# RECORDS FOR THIS EXERCISE:
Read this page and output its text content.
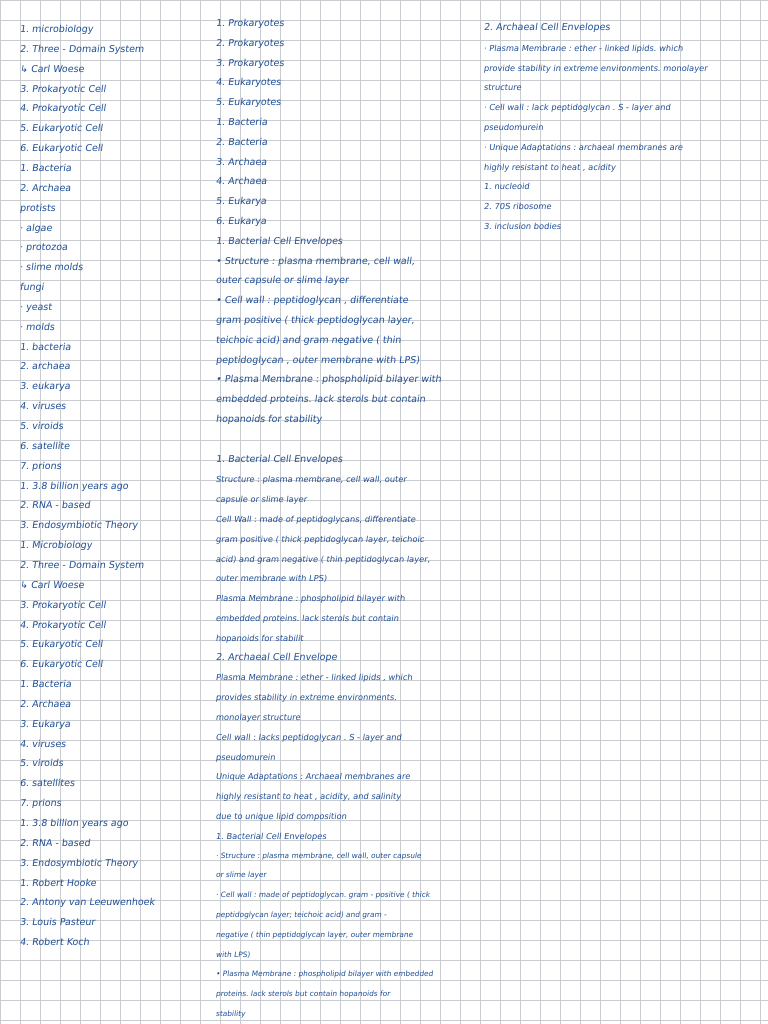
1. microbiology
2. Three - Domain System
↳ Carl Woese
3. Prokaryotic Cell
4. Prokaryotic Cell
5. Eukaryotic Cell
6. Eukaryotic Cell
1. Bacteria
2. Archaea
protists
· algae
· protozoa
· slime molds
fungi
· yeast
· molds
1. bacteria
2. archaea
3. eukarya
4. viruses
5. viroids
6. satellite
7. prions
1. 3.8 billion years ago
2. RNA - based
3. Endosymbiotic Theory
1. Microbiology
2. Three - Domain System
↳ Carl Woese
3. Prokaryotic Cell
4. Prokaryotic Cell
5. Eukaryotic Cell
6. Eukaryotic Cell
1. Bacteria
2. Archaea
3. Eukarya
4. viruses
5. viroids
6. satellites
7. prions
1. 3.8 billion years ago
2. RNA - based
3. Endosymbiotic Theory
1. Robert Hooke
2. Antony van Leeuwenhoek
3. Louis Pasteur
4. Robert Koch
1. Prokaryotes
2. Prokaryotes
3. Prokaryotes
4. Eukaryotes
5. Eukaryotes
1. Bacteria
2. Bacteria
3. Archaea
4. Archaea
5. Eukarya
6. Eukarya
1. Bacterial Cell Envelopes
• Structure : plasma membrane, cell wall,
outer capsule or slime layer
• Cell wall : peptidoglycan , differentiate
gram positive ( thick peptidoglycan layer,
teichoic acid) and gram negative ( thin
peptidoglycan , outer membrane with LPS)
• Plasma Membrane : phospholipid bilayer with
embedded proteins. lack sterols but contain
hopanoids for stability
1. Bacterial Cell Envelopes
Structure : plasma membrane, cell wall, outer
capsule or slime layer
Cell Wall : made of peptidoglycans, differentiate
gram positive ( thick peptidoglycan layer, teichoic
acid) and gram negative ( thin peptidoglycan layer,
outer membrane with LPS)
Plasma Membrane : phospholipid bilayer with
embedded proteins. lack sterols but contain
hopanoids for stabilit
2. Archaeal Cell Envelope
Plasma Membrane : ether - linked lipids , which
provides stability in extreme environments.
monolayer structure
Cell wall : lacks peptidoglycan . S - layer and
pseudomurein
Unique Adaptations : Archaeal membranes are
highly resistant to heat , acidity, and salinity
due to unique lipid composition
1. Bacterial Cell Envelopes
· Structure : plasma membrane, cell wall, outer capsule
or slime layer
· Cell wall : made of peptidoglycan. gram - positive ( thick
peptidoglycan layer; teichoic acid) and gram -
negative ( thin peptidoglycan layer, outer membrane
with LPS)
• Plasma Membrane : phospholipid bilayer with embedded
proteins. lack sterols but contain hopanoids for
stability
2. Archaeal Cell Envelopes
· Plasma Membrane : ether - linked lipids. which
provide stability in extreme environments. monolayer
structure
· Cell wall : lack peptidoglycan . S - layer and
pseudomurein
· Unique Adaptations : archaeal membranes are
highly resistant to heat , acidity
1. nucleoid
2. 70S ribosome
3. inclusion bodies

# WORK TO BE COMPLETED:
Your task is to repeat the records exactly. Images do not belong in the copy.

# ANSWER SECTION:
Read this page and output its text content.
1. microbiology
2. Three - Domain System
↳ Carl Woese
3. Prokaryotic Cell
4. Prokaryotic Cell
5. Eukaryotic Cell
6. Eukaryotic Cell
1. Bacteria
2. Archaea
protists
· algae
· protozoa
· slime molds
fungi
· yeast
· molds
1. bacteria
2. archaea
3. eukarya
4. viruses
5. viroids
6. satellite
7. prions
1. 3.8 billion years ago
2. RNA - based
3. Endosymbiotic Theory
1. Microbiology
2. Three - Domain System
↳ Carl Woese
3. Prokaryotic Cell
4. Prokaryotic Cell
5. Eukaryotic Cell
6. Eukaryotic Cell
1. Bacteria
2. Archaea
3. Eukarya
4. viruses
5. viroids
6. satellites
7. prions
1. 3.8 billion years ago
2. RNA - based
3. Endosymbiotic Theory
1. Robert Hooke
2. Antony van Leeuwenhoek
3. Louis Pasteur
4. Robert Koch
1. Prokaryotes
2. Prokaryotes
3. Prokaryotes
4. Eukaryotes
5. Eukaryotes
1. Bacteria
2. Bacteria
3. Archaea
4. Archaea
5. Eukarya
6. Eukarya
1. Bacterial Cell Envelopes
• Structure : plasma membrane, cell wall,
outer capsule or slime layer
• Cell wall : peptidoglycan , differentiate
gram positive ( thick peptidoglycan layer,
teichoic acid) and gram negative ( thin
peptidoglycan , outer membrane with LPS)
• Plasma Membrane : phospholipid bilayer with
embedded proteins. lack sterols but contain
hopanoids for stability
1. Bacterial Cell Envelopes
Structure : plasma membrane, cell wall, outer
capsule or slime layer
Cell Wall : made of peptidoglycans, differentiate
gram positive ( thick peptidoglycan layer, teichoic
acid) and gram negative ( thin peptidoglycan layer,
outer membrane with LPS)
Plasma Membrane : phospholipid bilayer with
embedded proteins. lack sterols but contain
hopanoids for stabilit
2. Archaeal Cell Envelope
Plasma Membrane : ether - linked lipids , which
provides stability in extreme environments.
monolayer structure
Cell wall : lacks peptidoglycan . S - layer and
pseudomurein
Unique Adaptations : Archaeal membranes are
highly resistant to heat , acidity, and salinity
due to unique lipid composition
1. Bacterial Cell Envelopes
· Structure : plasma membrane, cell wall, outer capsule
or slime layer
· Cell wall : made of peptidoglycan. gram - positive ( thick
peptidoglycan layer; teichoic acid) and gram -
negative ( thin peptidoglycan layer, outer membrane
with LPS)
• Plasma Membrane : phospholipid bilayer with embedded
proteins. lack sterols but contain hopanoids for
stability
2. Archaeal Cell Envelopes
· Plasma Membrane : ether - linked lipids. which
provide stability in extreme environments. monolayer
structure
· Cell wall : lack peptidoglycan . S - layer and
pseudomurein
· Unique Adaptations : archaeal membranes are
highly resistant to heat , acidity
1. nucleoid
2. 70S ribosome
3. inclusion bodies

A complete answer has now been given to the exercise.